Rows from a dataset
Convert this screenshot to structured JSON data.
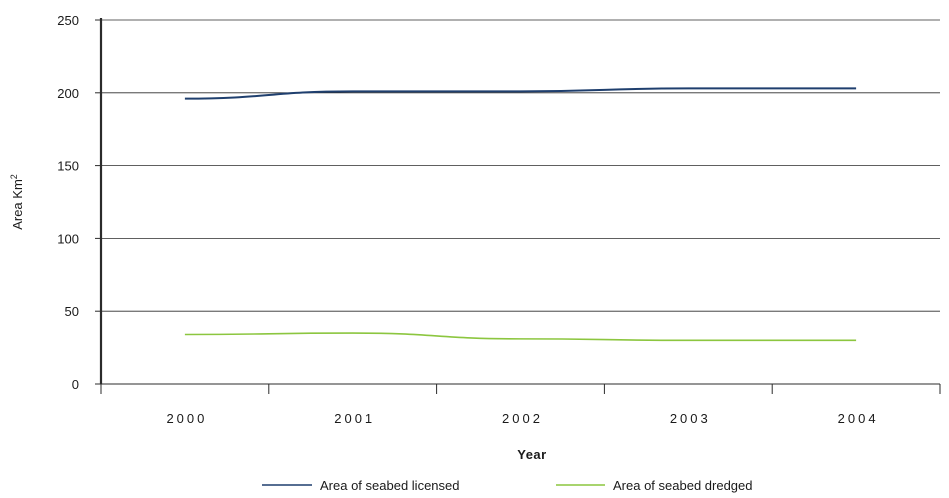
{
  "chart_data": {
    "type": "line",
    "title": "",
    "xlabel": "Year",
    "ylabel": "Area Km",
    "ylabel_superscript": "2",
    "categories": [
      "2000",
      "2001",
      "2002",
      "2003",
      "2004"
    ],
    "series": [
      {
        "name": "Area of seabed licensed",
        "color": "#1f3f6e",
        "values": [
          196,
          201,
          201,
          203,
          203
        ]
      },
      {
        "name": "Area of seabed dredged",
        "color": "#8cc63f",
        "values": [
          34,
          35,
          31,
          30,
          30
        ]
      }
    ],
    "ylim": [
      0,
      250
    ],
    "yticks": [
      "0",
      "50",
      "100",
      "150",
      "200",
      "250"
    ],
    "grid": "horizontal",
    "legend_position": "bottom-center"
  }
}
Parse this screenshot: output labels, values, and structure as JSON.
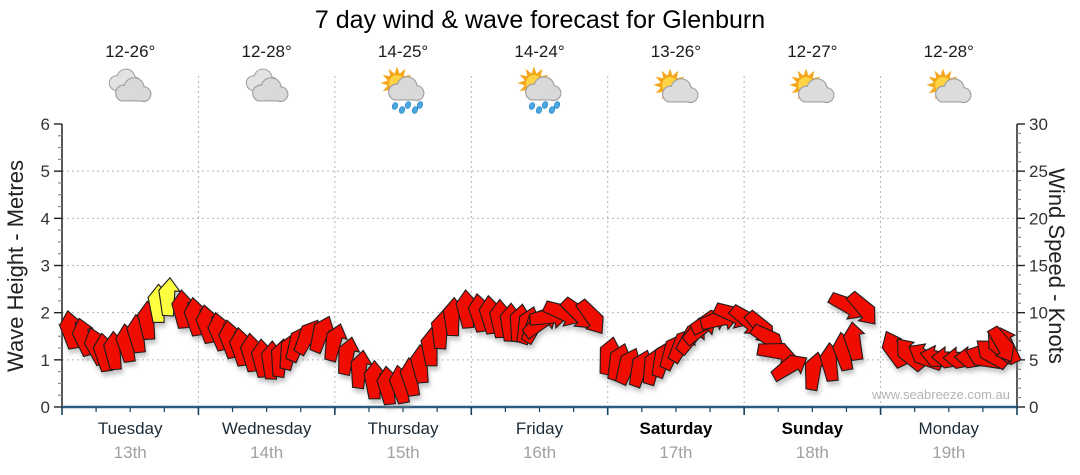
{
  "page": {
    "title": "7 day wind & wave forecast for Glenburn",
    "watermark": "www.seabreeze.com.au"
  },
  "chart_data": {
    "type": "wind-arrow-series",
    "title": "7 day wind & wave forecast for Glenburn",
    "left_axis": {
      "label": "Wave Height - Metres",
      "min": 0,
      "max": 6,
      "tick_step": 1,
      "minor_step": 0.25
    },
    "right_axis": {
      "label": "Wind Speed - Knots",
      "min": 0,
      "max": 30,
      "tick_step": 5,
      "minor_step": 1
    },
    "x_axis": {
      "span_hours": 168,
      "days": [
        {
          "name": "Tuesday",
          "date": "13th",
          "temp": "12-26°",
          "icon": "clouds",
          "bold": false,
          "kt": [
            10.2,
            9.4,
            8.4,
            7.8,
            8.0,
            8.8,
            9.8,
            11.2,
            13.0,
            13.7,
            12.4,
            11.6
          ],
          "dir": [
            -10,
            -15,
            -18,
            -8,
            -4,
            -8,
            -6,
            -3,
            0,
            3,
            -4,
            -8
          ],
          "strong": [
            8,
            9
          ]
        },
        {
          "name": "Wednesday",
          "date": "14th",
          "temp": "12-28°",
          "icon": "clouds",
          "bold": false,
          "kt": [
            10.8,
            10.0,
            9.2,
            8.4,
            7.8,
            7.2,
            7.0,
            7.2,
            7.9,
            8.6,
            9.2,
            9.6
          ],
          "dir": [
            -10,
            -12,
            -10,
            -8,
            -6,
            -4,
            2,
            8,
            15,
            24,
            30,
            22
          ],
          "strong": []
        },
        {
          "name": "Thursday",
          "date": "15th",
          "temp": "14-25°",
          "icon": "sun-rain",
          "bold": false,
          "kt": [
            8.8,
            7.4,
            6.0,
            4.9,
            4.3,
            4.4,
            5.2,
            6.6,
            8.4,
            10.2,
            11.6,
            12.4
          ],
          "dir": [
            16,
            12,
            8,
            0,
            -6,
            -10,
            -8,
            -4,
            0,
            4,
            2,
            -4
          ],
          "strong": []
        },
        {
          "name": "Friday",
          "date": "16th",
          "temp": "14-24°",
          "icon": "sun-rain",
          "bold": false,
          "kt": [
            12.0,
            11.8,
            11.4,
            11.0,
            10.9,
            10.6,
            10.4,
            10.0,
            9.6,
            9.0,
            8.4,
            7.8
          ],
          "dir": [
            -8,
            -6,
            -2,
            2,
            8,
            18,
            30,
            55,
            85,
            115,
            135,
            145
          ],
          "strong": []
        },
        {
          "name": "Saturday",
          "date": "17th",
          "temp": "13-26°",
          "icon": "sun-cloud",
          "bold": true,
          "kt": [
            7.4,
            6.7,
            6.2,
            6.0,
            6.3,
            7.0,
            7.7,
            8.3,
            8.9,
            9.4,
            9.8,
            9.6
          ],
          "dir": [
            12,
            18,
            24,
            20,
            16,
            20,
            26,
            32,
            40,
            52,
            66,
            78
          ],
          "strong": []
        },
        {
          "name": "Sunday",
          "date": "18th",
          "temp": "12-27°",
          "icon": "sun-cloud",
          "bold": true,
          "kt": [
            8.8,
            7.8,
            6.8,
            6.0,
            5.4,
            5.2,
            5.8,
            6.8,
            7.9,
            9.0,
            9.6,
            8.8
          ],
          "dir": [
            115,
            130,
            140,
            125,
            100,
            60,
            10,
            -5,
            -10,
            -8,
            120,
            140
          ],
          "strong": []
        },
        {
          "name": "Monday",
          "date": "19th",
          "temp": "12-28°",
          "icon": "sun-cloud",
          "bold": false,
          "kt": [
            8.0,
            7.2,
            6.4,
            5.7,
            5.3,
            5.2,
            5.3,
            6.0,
            7.0,
            8.0,
            8.4,
            4.8
          ],
          "dir": [
            -25,
            -40,
            -60,
            -78,
            -88,
            -90,
            -88,
            -70,
            -50,
            -40,
            -25,
            150
          ],
          "strong": []
        }
      ]
    },
    "series_unit": "knots",
    "sample_interval_hours": 2,
    "arrow_colors": {
      "normal": "#ee0f05",
      "strong": "#ffff42",
      "outline": "#1a1a1a"
    },
    "style_colors": {
      "grid": "#b5b5b5",
      "axis": "#222222",
      "time_axis": "#2a5b80",
      "tick_label": "#333333",
      "date_label": "#a0a0a0"
    }
  }
}
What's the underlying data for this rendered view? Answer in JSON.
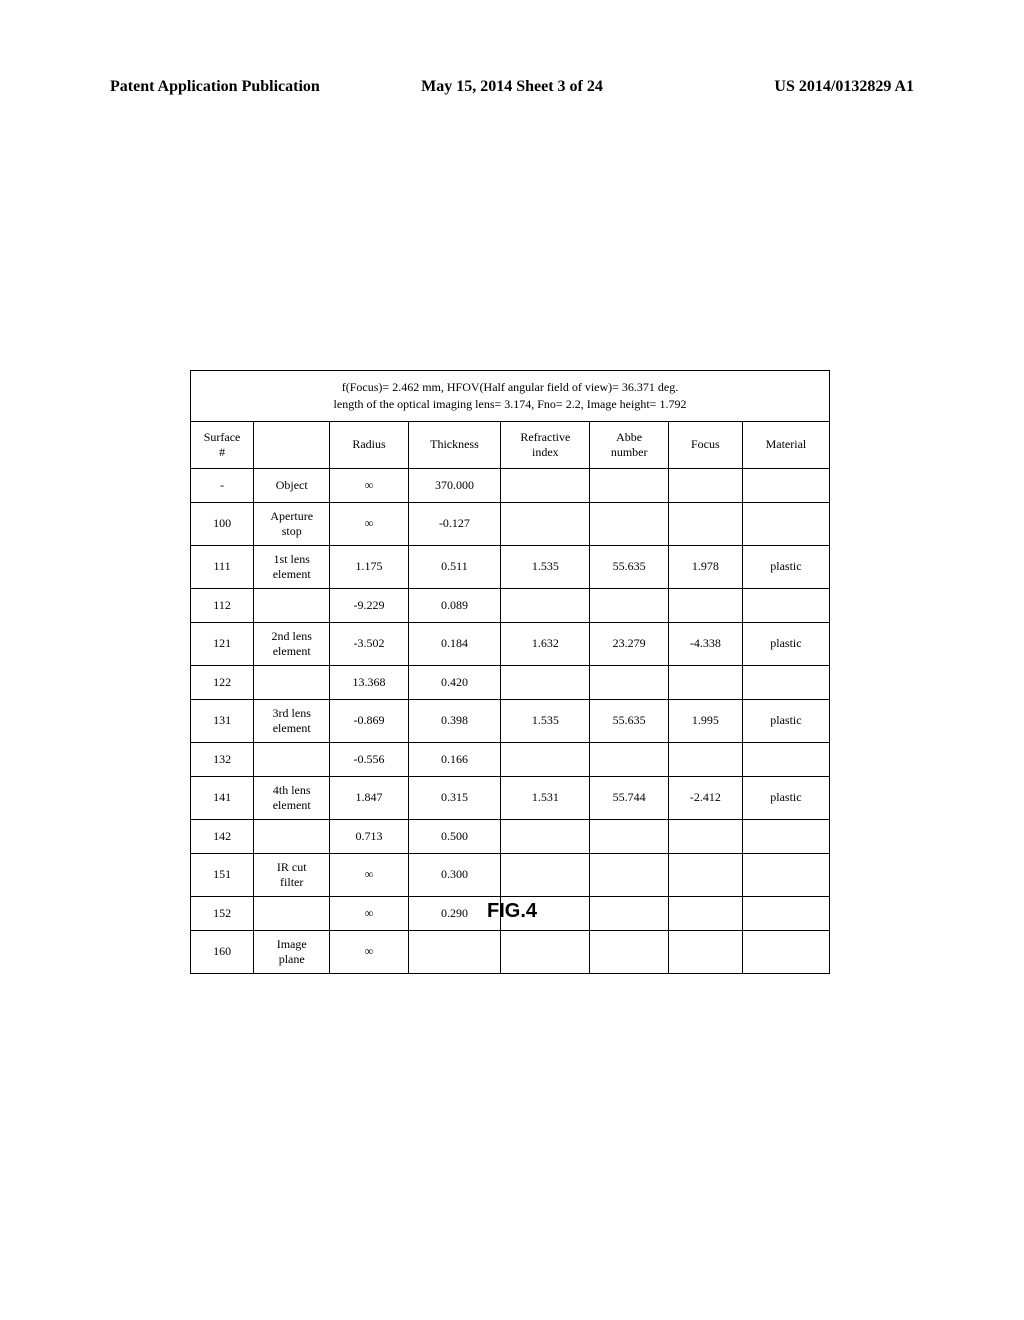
{
  "header": {
    "left": "Patent Application Publication",
    "center": "May 15, 2014  Sheet 3 of 24",
    "right": "US 2014/0132829 A1"
  },
  "table": {
    "title_line1": "f(Focus)= 2.462 mm, HFOV(Half angular field of view)= 36.371 deg.",
    "title_line2": "length of the optical imaging lens= 3.174, Fno= 2.2, Image height= 1.792",
    "columns": {
      "surface": "Surface\n#",
      "desc": "",
      "radius": "Radius",
      "thickness": "Thickness",
      "refractive": "Refractive\nindex",
      "abbe": "Abbe\nnumber",
      "focus": "Focus",
      "material": "Material"
    },
    "rows": [
      {
        "surface": "-",
        "desc": "Object",
        "radius": "∞",
        "thickness": "370.000",
        "refractive": "",
        "abbe": "",
        "focus": "",
        "material": ""
      },
      {
        "surface": "100",
        "desc": "Aperture\nstop",
        "radius": "∞",
        "thickness": "-0.127",
        "refractive": "",
        "abbe": "",
        "focus": "",
        "material": ""
      },
      {
        "surface": "111",
        "desc": "1st lens\nelement",
        "radius": "1.175",
        "thickness": "0.511",
        "refractive": "1.535",
        "abbe": "55.635",
        "focus": "1.978",
        "material": "plastic"
      },
      {
        "surface": "112",
        "desc": "",
        "radius": "-9.229",
        "thickness": "0.089",
        "refractive": "",
        "abbe": "",
        "focus": "",
        "material": ""
      },
      {
        "surface": "121",
        "desc": "2nd lens\nelement",
        "radius": "-3.502",
        "thickness": "0.184",
        "refractive": "1.632",
        "abbe": "23.279",
        "focus": "-4.338",
        "material": "plastic"
      },
      {
        "surface": "122",
        "desc": "",
        "radius": "13.368",
        "thickness": "0.420",
        "refractive": "",
        "abbe": "",
        "focus": "",
        "material": ""
      },
      {
        "surface": "131",
        "desc": "3rd lens\nelement",
        "radius": "-0.869",
        "thickness": "0.398",
        "refractive": "1.535",
        "abbe": "55.635",
        "focus": "1.995",
        "material": "plastic"
      },
      {
        "surface": "132",
        "desc": "",
        "radius": "-0.556",
        "thickness": "0.166",
        "refractive": "",
        "abbe": "",
        "focus": "",
        "material": ""
      },
      {
        "surface": "141",
        "desc": "4th lens\nelement",
        "radius": "1.847",
        "thickness": "0.315",
        "refractive": "1.531",
        "abbe": "55.744",
        "focus": "-2.412",
        "material": "plastic"
      },
      {
        "surface": "142",
        "desc": "",
        "radius": "0.713",
        "thickness": "0.500",
        "refractive": "",
        "abbe": "",
        "focus": "",
        "material": ""
      },
      {
        "surface": "151",
        "desc": "IR cut\nfilter",
        "radius": "∞",
        "thickness": "0.300",
        "refractive": "",
        "abbe": "",
        "focus": "",
        "material": ""
      },
      {
        "surface": "152",
        "desc": "",
        "radius": "∞",
        "thickness": "0.290",
        "refractive": "",
        "abbe": "",
        "focus": "",
        "material": ""
      },
      {
        "surface": "160",
        "desc": "Image\nplane",
        "radius": "∞",
        "thickness": "",
        "refractive": "",
        "abbe": "",
        "focus": "",
        "material": ""
      }
    ]
  },
  "figure_label": "FIG.4"
}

:: What you are asked to do ::
Give every line of the material that includes the string "view".

:: Expected output ::
What's the underlying data for this rendered view? Answer in JSON.
    "title_line1": "f(Focus)= 2.462 mm, HFOV(Half angular field of view)= 36.371 deg.",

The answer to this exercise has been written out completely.